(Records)
○ ○ ○ ○ ○

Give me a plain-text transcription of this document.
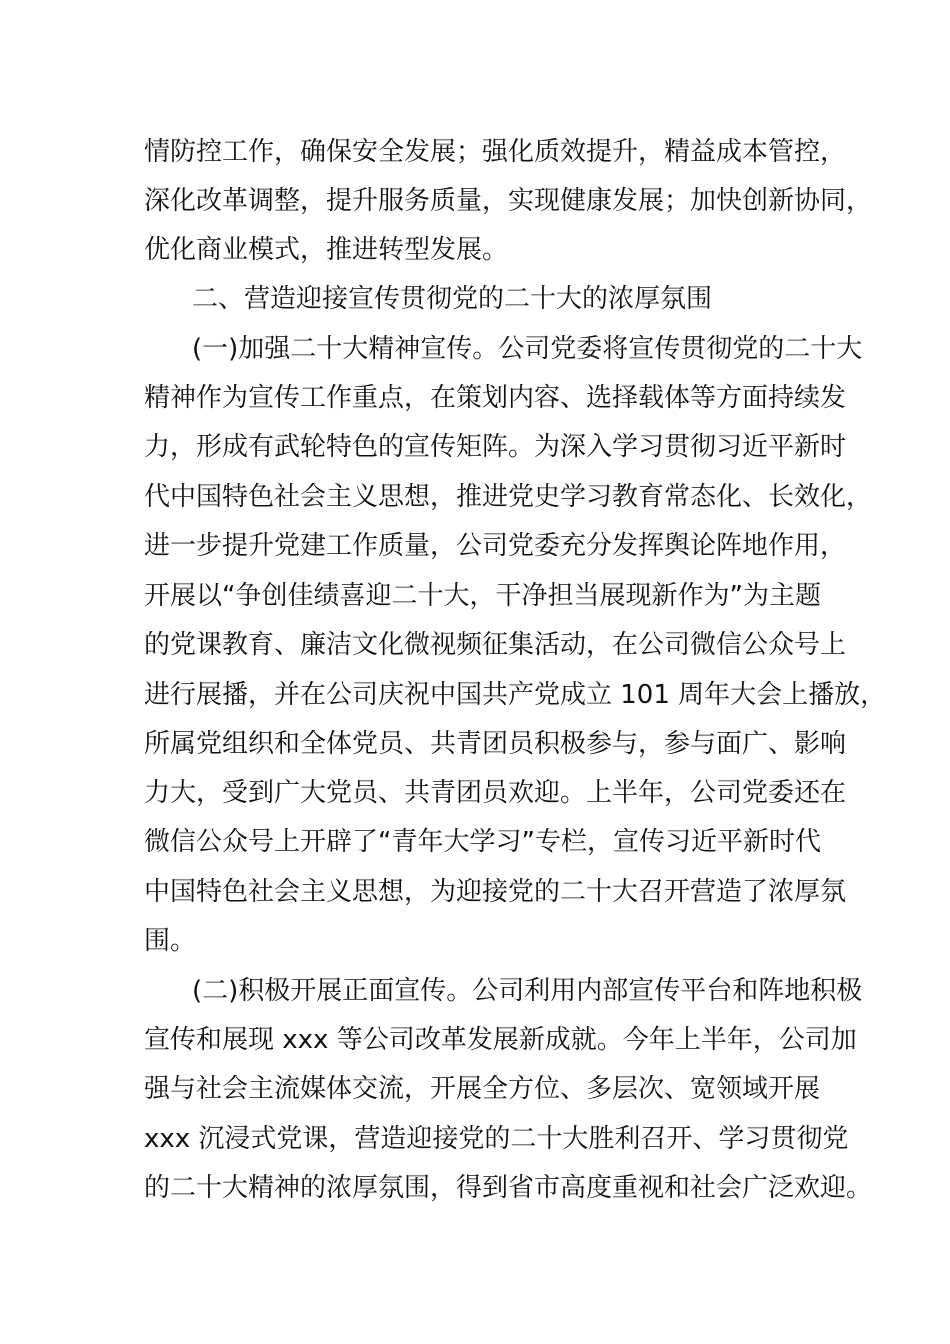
情防控工作，确保安全发展；强化质效提升，精益成本管控，
深化改革调整，提升服务质量，实现健康发展；加快创新协同，
优化商业模式，推进转型发展。
二、营造迎接宣传贯彻党的二十大的浓厚氛围
(一)加强二十大精神宣传。公司党委将宣传贯彻党的二十大
精神作为宣传工作重点，在策划内容、选择载体等方面持续发
力，形成有武轮特色的宣传矩阵。为深入学习贯彻习近平新时
代中国特色社会主义思想，推进党史学习教育常态化、长效化，
进一步提升党建工作质量，公司党委充分发挥舆论阵地作用，
开展以“争创佳绩喜迎二十大，干净担当展现新作为”为主题
的党课教育、廉洁文化微视频征集活动，在公司微信公众号上
进行展播，并在公司庆祝中国共产党成立 101 周年大会上播放，
所属党组织和全体党员、共青团员积极参与，参与面广、影响
力大，受到广大党员、共青团员欢迎。上半年，公司党委还在
微信公众号上开辟了“青年大学习”专栏，宣传习近平新时代
中国特色社会主义思想，为迎接党的二十大召开营造了浓厚氛
围。
(二)积极开展正面宣传。公司利用内部宣传平台和阵地积极
宣传和展现 xxx 等公司改革发展新成就。今年上半年，公司加
强与社会主流媒体交流，开展全方位、多层次、宽领域开展
xxx 沉浸式党课，营造迎接党的二十大胜利召开、学习贯彻党
的二十大精神的浓厚氛围，得到省市高度重视和社会广泛欢迎。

○ ○ ○ ○ ○

» **Aim**
Could you reproduce every record above exactly, leaving out the pictures?

» **Problem solution**
Give me a plain-text transcription of this document.
情防控工作，确保安全发展；强化质效提升，精益成本管控，
深化改革调整，提升服务质量，实现健康发展；加快创新协同，
优化商业模式，推进转型发展。
二、营造迎接宣传贯彻党的二十大的浓厚氛围
(一)加强二十大精神宣传。公司党委将宣传贯彻党的二十大
精神作为宣传工作重点，在策划内容、选择载体等方面持续发
力，形成有武轮特色的宣传矩阵。为深入学习贯彻习近平新时
代中国特色社会主义思想，推进党史学习教育常态化、长效化，
进一步提升党建工作质量，公司党委充分发挥舆论阵地作用，
开展以“争创佳绩喜迎二十大，干净担当展现新作为”为主题
的党课教育、廉洁文化微视频征集活动，在公司微信公众号上
进行展播，并在公司庆祝中国共产党成立 101 周年大会上播放，
所属党组织和全体党员、共青团员积极参与，参与面广、影响
力大，受到广大党员、共青团员欢迎。上半年，公司党委还在
微信公众号上开辟了“青年大学习”专栏，宣传习近平新时代
中国特色社会主义思想，为迎接党的二十大召开营造了浓厚氛
围。
(二)积极开展正面宣传。公司利用内部宣传平台和阵地积极
宣传和展现 xxx 等公司改革发展新成就。今年上半年，公司加
强与社会主流媒体交流，开展全方位、多层次、宽领域开展
xxx 沉浸式党课，营造迎接党的二十大胜利召开、学习贯彻党
的二十大精神的浓厚氛围，得到省市高度重视和社会广泛欢迎。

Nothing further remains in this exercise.